Figure dataset records

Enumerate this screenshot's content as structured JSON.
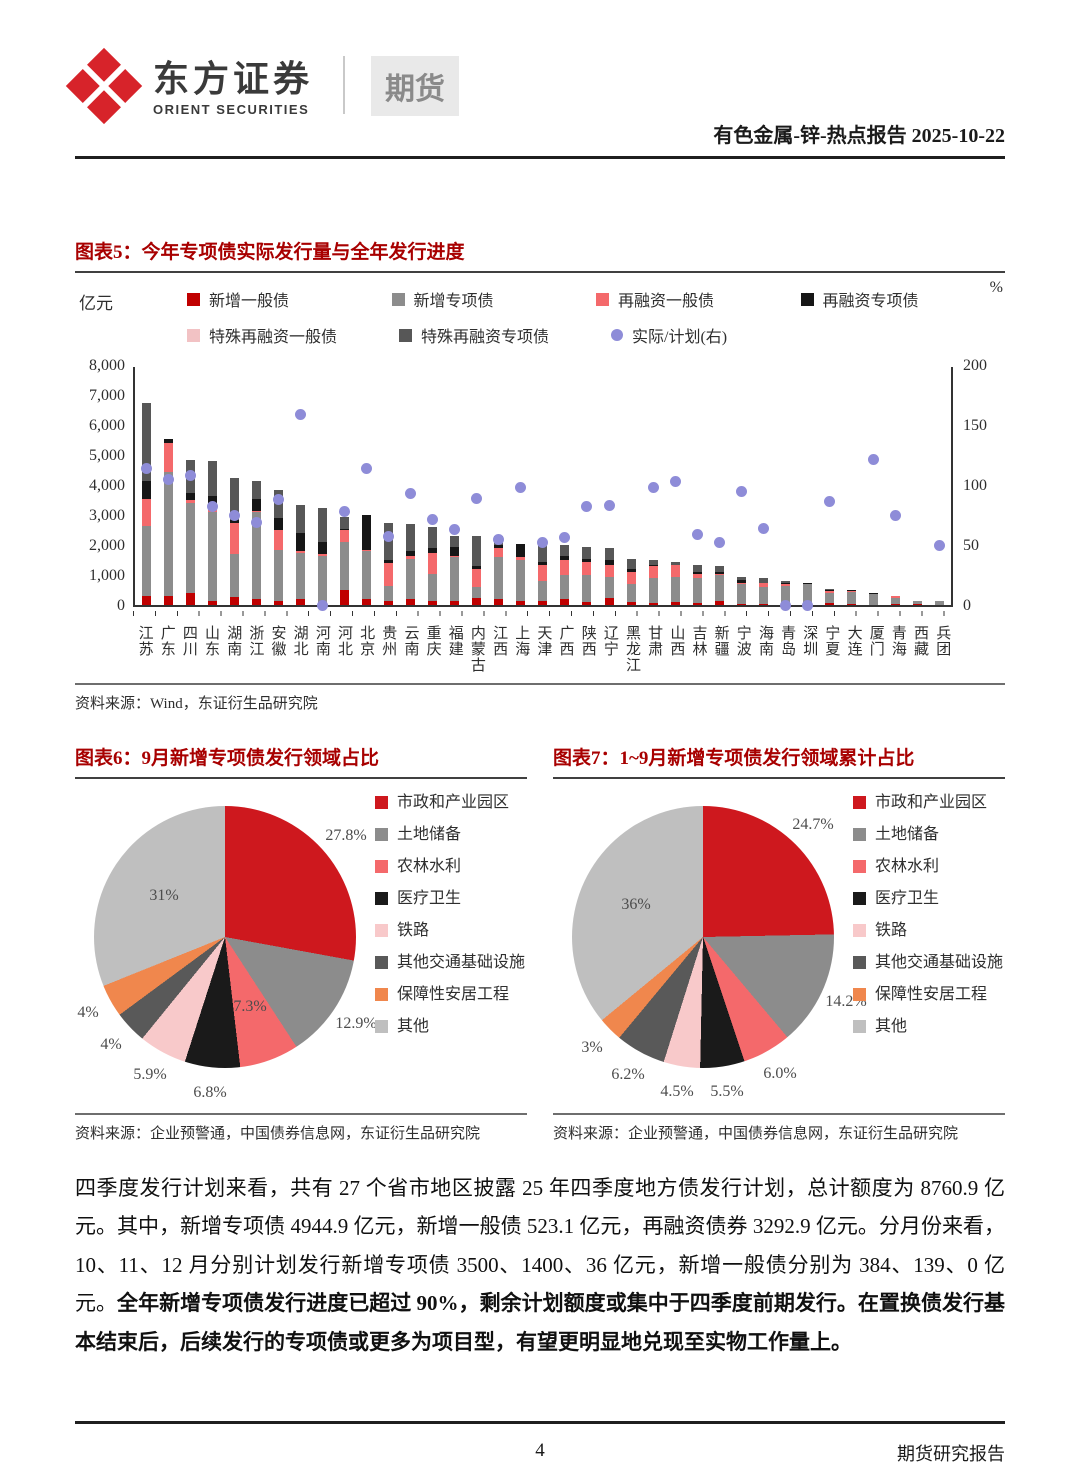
{
  "header": {
    "brand_cn": "东方证券",
    "brand_en": "ORIENT SECURITIES",
    "division": "期货",
    "report_line": "有色金属-锌-热点报告 2025-10-22"
  },
  "fig5": {
    "title": "图表5：今年专项债实际发行量与全年发行进度",
    "source": "资料来源：Wind，东证衍生品研究院"
  },
  "fig6": {
    "title": "图表6：9月新增专项债发行领域占比",
    "source": "资料来源：企业预警通，中国债券信息网，东证衍生品研究院"
  },
  "fig7": {
    "title": "图表7：1~9月新增专项债发行领域累计占比",
    "source": "资料来源：企业预警通，中国债券信息网，东证衍生品研究院"
  },
  "body": {
    "normal": "四季度发行计划来看，共有 27 个省市地区披露 25 年四季度地方债发行计划，总计额度为 8760.9 亿元。其中，新增专项债 4944.9 亿元，新增一般债 523.1 亿元，再融资债券 3292.9 亿元。分月份来看，10、11、12 月分别计划发行新增专项债 3500、1400、36 亿元，新增一般债分别为 384、139、0 亿元。",
    "bold": "全年新增专项债发行进度已超过 90%，剩余计划额度或集中于四季度前期发行。在置换债发行基本结束后，后续发行的专项债或更多为项目型，有望更明显地兑现至实物工作量上。"
  },
  "footer": {
    "page_number": "4",
    "report_type": "期货研究报告"
  },
  "chart_data": [
    {
      "id": "fig5",
      "type": "bar",
      "subtype": "stacked-bar-with-dots",
      "title": "今年专项债实际发行量与全年发行进度",
      "unit_left": "亿元",
      "unit_right": "%",
      "ylim_left": [
        0,
        8000
      ],
      "yticks_left": [
        "8,000",
        "7,000",
        "6,000",
        "5,000",
        "4,000",
        "3,000",
        "2,000",
        "1,000",
        "0"
      ],
      "ylim_right": [
        0,
        200
      ],
      "yticks_right": [
        "200",
        "150",
        "100",
        "50",
        "0"
      ],
      "grid": false,
      "legend_position": "top",
      "categories": [
        "江苏",
        "广东",
        "四川",
        "山东",
        "湖南",
        "浙江",
        "安徽",
        "湖北",
        "河南",
        "河北",
        "北京",
        "贵州",
        "云南",
        "重庆",
        "福建",
        "内蒙古",
        "江西",
        "上海",
        "天津",
        "广西",
        "陕西",
        "辽宁",
        "黑龙江",
        "甘肃",
        "山西",
        "吉林",
        "新疆",
        "宁波",
        "海南",
        "青岛",
        "深圳",
        "宁夏",
        "大连",
        "厦门",
        "青海",
        "西藏",
        "兵团"
      ],
      "series": [
        {
          "name": "新增一般债",
          "color": "#c00000",
          "values": [
            300,
            300,
            400,
            150,
            280,
            200,
            150,
            200,
            100,
            500,
            200,
            150,
            200,
            150,
            150,
            250,
            200,
            150,
            150,
            200,
            100,
            250,
            100,
            80,
            100,
            80,
            150,
            50,
            50,
            50,
            0,
            60,
            50,
            0,
            40,
            30,
            0
          ]
        },
        {
          "name": "新增专项债",
          "color": "#8c8c8c",
          "values": [
            2350,
            4150,
            3000,
            2950,
            1420,
            2900,
            1700,
            1550,
            1550,
            1600,
            1600,
            500,
            1350,
            900,
            1450,
            350,
            1400,
            1350,
            650,
            800,
            900,
            700,
            600,
            820,
            850,
            820,
            850,
            650,
            550,
            600,
            700,
            340,
            400,
            380,
            210,
            90,
            130
          ]
        },
        {
          "name": "再融资一般债",
          "color": "#f4696b",
          "values": [
            900,
            950,
            100,
            200,
            1050,
            50,
            650,
            50,
            50,
            400,
            50,
            750,
            100,
            700,
            50,
            600,
            300,
            100,
            550,
            500,
            450,
            400,
            400,
            400,
            400,
            150,
            50,
            50,
            150,
            50,
            0,
            80,
            30,
            0,
            50,
            20,
            0
          ]
        },
        {
          "name": "再融资专项债",
          "color": "#161616",
          "values": [
            600,
            150,
            250,
            350,
            100,
            400,
            400,
            600,
            400,
            50,
            1150,
            100,
            150,
            150,
            300,
            100,
            100,
            450,
            100,
            150,
            100,
            150,
            100,
            50,
            0,
            50,
            50,
            100,
            0,
            50,
            50,
            20,
            20,
            20,
            0,
            10,
            20
          ]
        },
        {
          "name": "特殊再融资一般债",
          "color": "#f2c2c4",
          "values": [
            0,
            0,
            0,
            0,
            0,
            0,
            0,
            0,
            0,
            0,
            0,
            0,
            0,
            0,
            0,
            0,
            0,
            0,
            0,
            0,
            0,
            0,
            0,
            0,
            0,
            0,
            0,
            0,
            0,
            0,
            0,
            0,
            0,
            0,
            0,
            0,
            0
          ]
        },
        {
          "name": "特殊再融资专项债",
          "color": "#575757",
          "values": [
            2600,
            0,
            1100,
            1150,
            1400,
            600,
            950,
            950,
            1150,
            400,
            0,
            1250,
            900,
            700,
            350,
            1000,
            300,
            0,
            600,
            350,
            400,
            400,
            350,
            150,
            100,
            250,
            200,
            100,
            150,
            50,
            0,
            50,
            0,
            0,
            0,
            0,
            0
          ]
        }
      ],
      "dot_series": {
        "name": "实际/计划(右)",
        "color": "#8e8cd8",
        "axis": "right",
        "values": [
          114,
          105,
          108,
          82,
          75,
          69,
          88,
          159,
          0,
          78,
          114,
          57,
          93,
          71,
          63,
          89,
          55,
          98,
          52,
          56,
          82,
          83,
          null,
          98,
          103,
          59,
          52,
          95,
          64,
          0,
          0,
          86,
          null,
          121,
          75,
          null,
          50
        ]
      }
    },
    {
      "id": "fig6",
      "type": "pie",
      "title": "9月新增专项债发行领域占比",
      "legend_position": "right",
      "slices": [
        {
          "name": "市政和产业园区",
          "value": 27.8,
          "label": "27.8%",
          "color": "#ce181e",
          "inside": false
        },
        {
          "name": "土地储备",
          "value": 12.9,
          "label": "12.9%",
          "color": "#8c8c8c",
          "inside": false
        },
        {
          "name": "农林水利",
          "value": 7.3,
          "label": "7.3%",
          "color": "#f4696b",
          "inside": true
        },
        {
          "name": "医疗卫生",
          "value": 6.8,
          "label": "6.8%",
          "color": "#1a1a1a",
          "inside": false
        },
        {
          "name": "铁路",
          "value": 5.9,
          "label": "5.9%",
          "color": "#f8c9ca",
          "inside": false
        },
        {
          "name": "其他交通基础设施",
          "value": 4,
          "label": "4%",
          "color": "#595959",
          "inside": false
        },
        {
          "name": "保障性安居工程",
          "value": 4,
          "label": "4%",
          "color": "#f0874d",
          "inside": false
        },
        {
          "name": "其他",
          "value": 31,
          "label": "31%",
          "color": "#bfbfbf",
          "inside": true
        }
      ]
    },
    {
      "id": "fig7",
      "type": "pie",
      "title": "1~9月新增专项债发行领域累计占比",
      "legend_position": "right",
      "slices": [
        {
          "name": "市政和产业园区",
          "value": 24.7,
          "label": "24.7%",
          "color": "#ce181e",
          "inside": false
        },
        {
          "name": "土地储备",
          "value": 14.2,
          "label": "14.2%",
          "color": "#8c8c8c",
          "inside": false
        },
        {
          "name": "农林水利",
          "value": 6.0,
          "label": "6.0%",
          "color": "#f4696b",
          "inside": false
        },
        {
          "name": "医疗卫生",
          "value": 5.5,
          "label": "5.5%",
          "color": "#1a1a1a",
          "inside": false
        },
        {
          "name": "铁路",
          "value": 4.5,
          "label": "4.5%",
          "color": "#f8c9ca",
          "inside": false
        },
        {
          "name": "其他交通基础设施",
          "value": 6.2,
          "label": "6.2%",
          "color": "#595959",
          "inside": false
        },
        {
          "name": "保障性安居工程",
          "value": 3,
          "label": "3%",
          "color": "#f0874d",
          "inside": false
        },
        {
          "name": "其他",
          "value": 36,
          "label": "36%",
          "color": "#bfbfbf",
          "inside": true
        }
      ]
    }
  ]
}
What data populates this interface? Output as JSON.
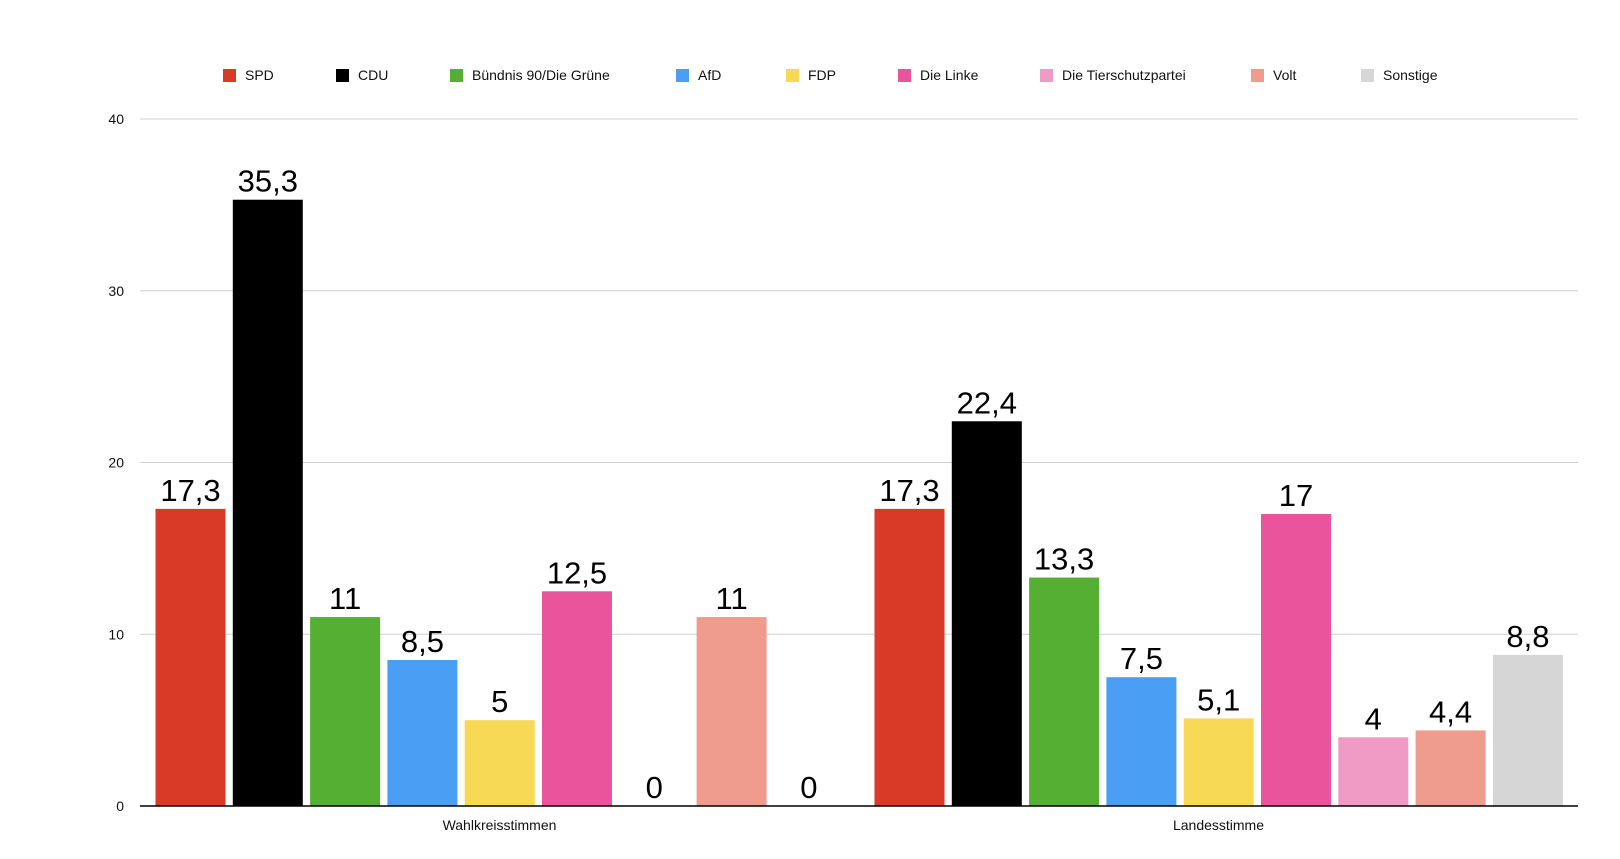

> **TASK DIRECTIONS**:
Copy in full each line that holds the word "title".

> **WORKED ANSWER**:
    "title": "图表5：今年专项债实际发行量与全年发行进度",
    "title": "图表6：9月新增专项债发行领域占比",
    "title": "图表7：1~9月新增专项债发行领域累计占比",
      "title": "今年专项债实际发行量与全年发行进度",
      "title": "9月新增专项债发行领域占比",
      "title": "1~9月新增专项债发行领域累计占比",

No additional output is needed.